> _Stored entries_
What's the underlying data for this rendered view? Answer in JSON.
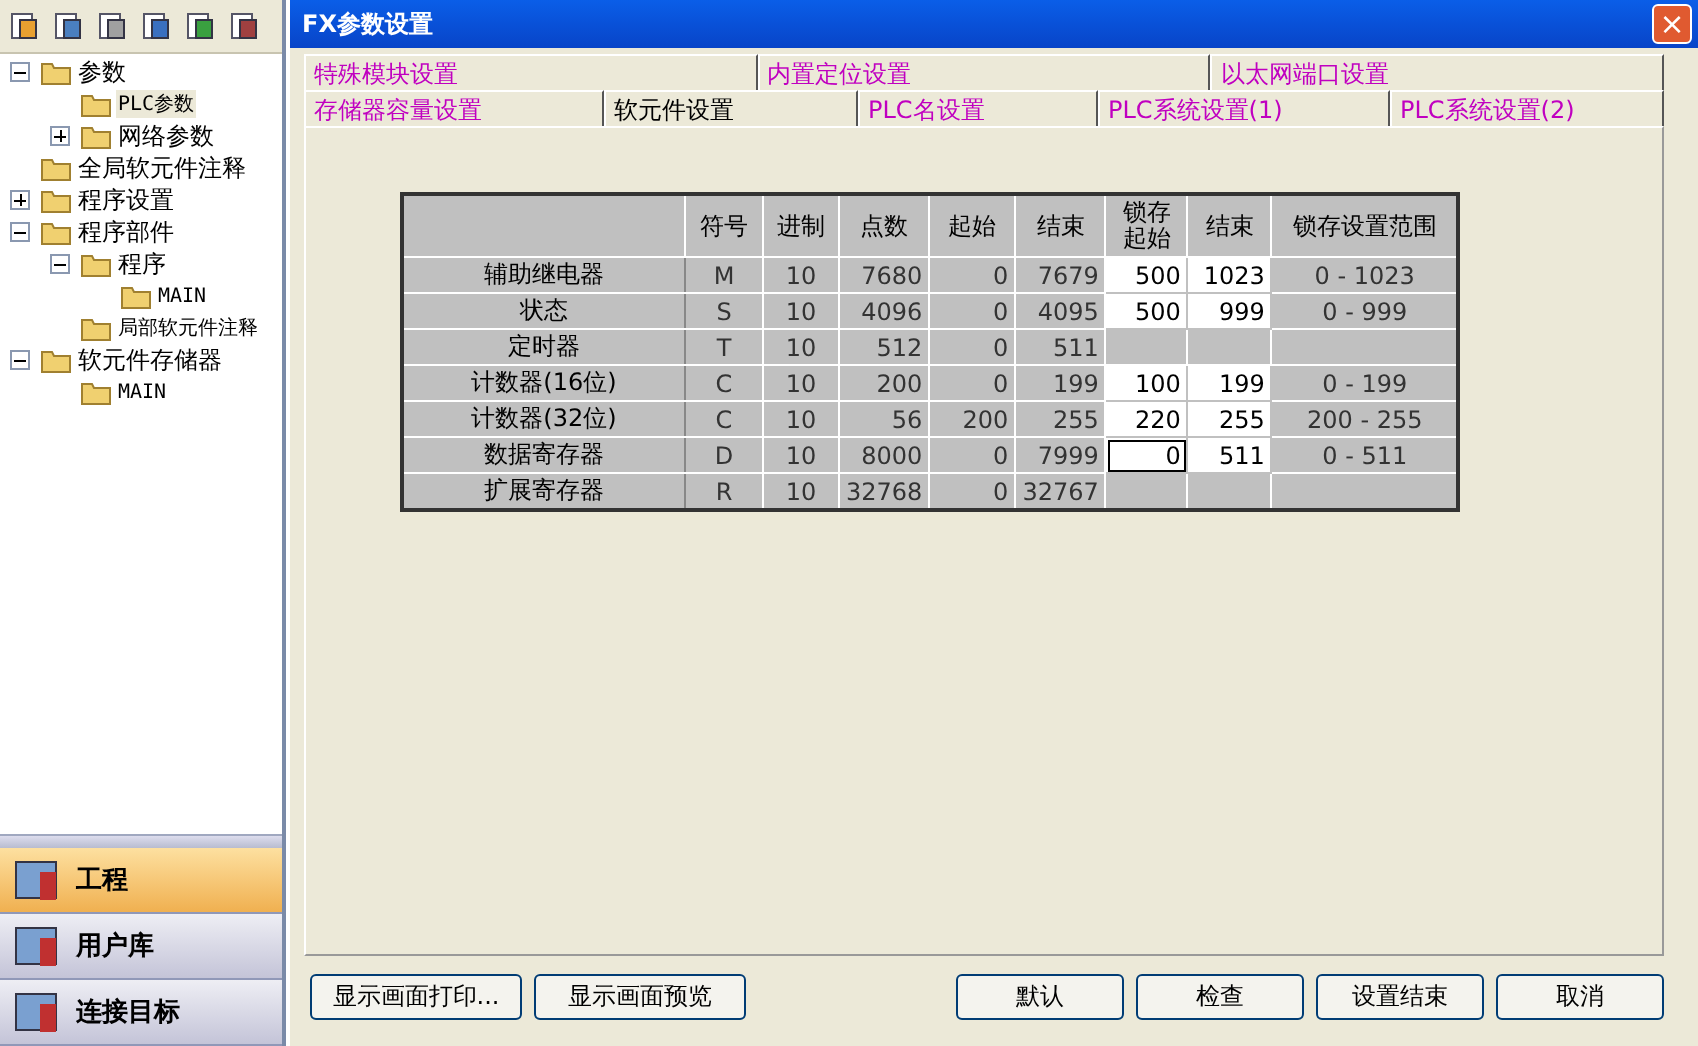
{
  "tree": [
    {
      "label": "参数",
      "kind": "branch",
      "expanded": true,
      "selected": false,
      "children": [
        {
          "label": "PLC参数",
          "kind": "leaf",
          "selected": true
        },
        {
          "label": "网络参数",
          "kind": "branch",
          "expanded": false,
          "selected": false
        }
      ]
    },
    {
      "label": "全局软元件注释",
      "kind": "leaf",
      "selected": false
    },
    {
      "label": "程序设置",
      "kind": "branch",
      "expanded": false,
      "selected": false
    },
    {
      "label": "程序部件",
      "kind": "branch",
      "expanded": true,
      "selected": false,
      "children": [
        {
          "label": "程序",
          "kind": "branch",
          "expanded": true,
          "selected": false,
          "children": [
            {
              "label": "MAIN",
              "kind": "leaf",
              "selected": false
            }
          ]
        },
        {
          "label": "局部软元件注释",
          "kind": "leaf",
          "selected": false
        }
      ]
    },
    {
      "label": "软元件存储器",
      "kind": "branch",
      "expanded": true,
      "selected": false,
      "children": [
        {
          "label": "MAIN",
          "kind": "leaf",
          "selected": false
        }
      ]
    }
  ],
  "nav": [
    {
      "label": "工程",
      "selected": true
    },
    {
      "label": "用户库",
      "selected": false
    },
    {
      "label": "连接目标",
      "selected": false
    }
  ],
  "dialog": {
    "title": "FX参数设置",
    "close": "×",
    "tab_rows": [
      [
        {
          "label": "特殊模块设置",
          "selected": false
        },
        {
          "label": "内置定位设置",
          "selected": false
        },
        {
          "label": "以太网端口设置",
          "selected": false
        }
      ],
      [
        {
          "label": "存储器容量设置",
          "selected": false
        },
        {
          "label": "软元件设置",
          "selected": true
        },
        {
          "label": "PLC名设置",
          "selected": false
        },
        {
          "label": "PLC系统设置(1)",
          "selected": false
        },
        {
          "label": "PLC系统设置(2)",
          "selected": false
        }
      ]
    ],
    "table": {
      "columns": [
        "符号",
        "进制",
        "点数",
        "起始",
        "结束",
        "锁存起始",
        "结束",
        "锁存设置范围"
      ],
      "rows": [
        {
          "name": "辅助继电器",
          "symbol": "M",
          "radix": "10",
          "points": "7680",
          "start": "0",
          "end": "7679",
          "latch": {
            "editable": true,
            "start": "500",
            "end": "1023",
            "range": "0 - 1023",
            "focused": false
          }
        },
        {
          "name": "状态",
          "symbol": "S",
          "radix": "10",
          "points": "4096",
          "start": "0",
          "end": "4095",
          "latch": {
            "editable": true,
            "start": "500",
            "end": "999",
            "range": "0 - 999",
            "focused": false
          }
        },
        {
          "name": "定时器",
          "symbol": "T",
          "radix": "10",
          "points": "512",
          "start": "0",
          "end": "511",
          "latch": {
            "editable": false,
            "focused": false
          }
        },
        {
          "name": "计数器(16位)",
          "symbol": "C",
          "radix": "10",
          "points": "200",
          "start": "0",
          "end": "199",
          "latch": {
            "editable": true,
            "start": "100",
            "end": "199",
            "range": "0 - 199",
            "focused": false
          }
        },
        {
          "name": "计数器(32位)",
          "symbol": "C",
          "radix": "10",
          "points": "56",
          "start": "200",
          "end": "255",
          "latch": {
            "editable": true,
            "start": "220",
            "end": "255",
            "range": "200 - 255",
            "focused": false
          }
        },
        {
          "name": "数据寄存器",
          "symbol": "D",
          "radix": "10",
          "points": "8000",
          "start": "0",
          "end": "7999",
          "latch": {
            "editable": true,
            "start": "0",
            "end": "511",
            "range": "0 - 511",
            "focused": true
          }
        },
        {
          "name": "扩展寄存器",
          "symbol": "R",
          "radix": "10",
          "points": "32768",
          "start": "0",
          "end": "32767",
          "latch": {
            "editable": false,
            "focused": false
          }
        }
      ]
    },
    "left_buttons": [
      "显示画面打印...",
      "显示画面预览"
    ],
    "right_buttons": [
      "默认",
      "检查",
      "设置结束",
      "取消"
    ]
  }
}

...

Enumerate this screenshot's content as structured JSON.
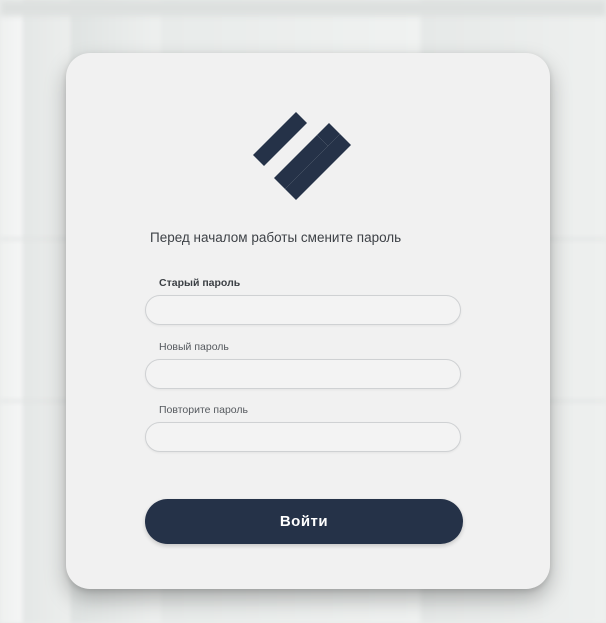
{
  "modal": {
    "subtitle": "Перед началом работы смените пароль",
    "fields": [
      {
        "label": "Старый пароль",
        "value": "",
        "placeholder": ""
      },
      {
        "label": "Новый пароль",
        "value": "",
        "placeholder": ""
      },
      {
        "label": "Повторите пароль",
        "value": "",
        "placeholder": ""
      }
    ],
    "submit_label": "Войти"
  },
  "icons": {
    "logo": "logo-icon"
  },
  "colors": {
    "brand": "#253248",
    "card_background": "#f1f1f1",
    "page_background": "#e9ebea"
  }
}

> _DESCRIPTION OF THE TASK_
Where a line contains the string "пароль", extract that line.

> _FINAL RESULT_
    "subtitle": "Перед началом работы смените пароль",
        "label": "Старый пароль",
        "label": "Новый пароль",
        "label": "Повторите пароль",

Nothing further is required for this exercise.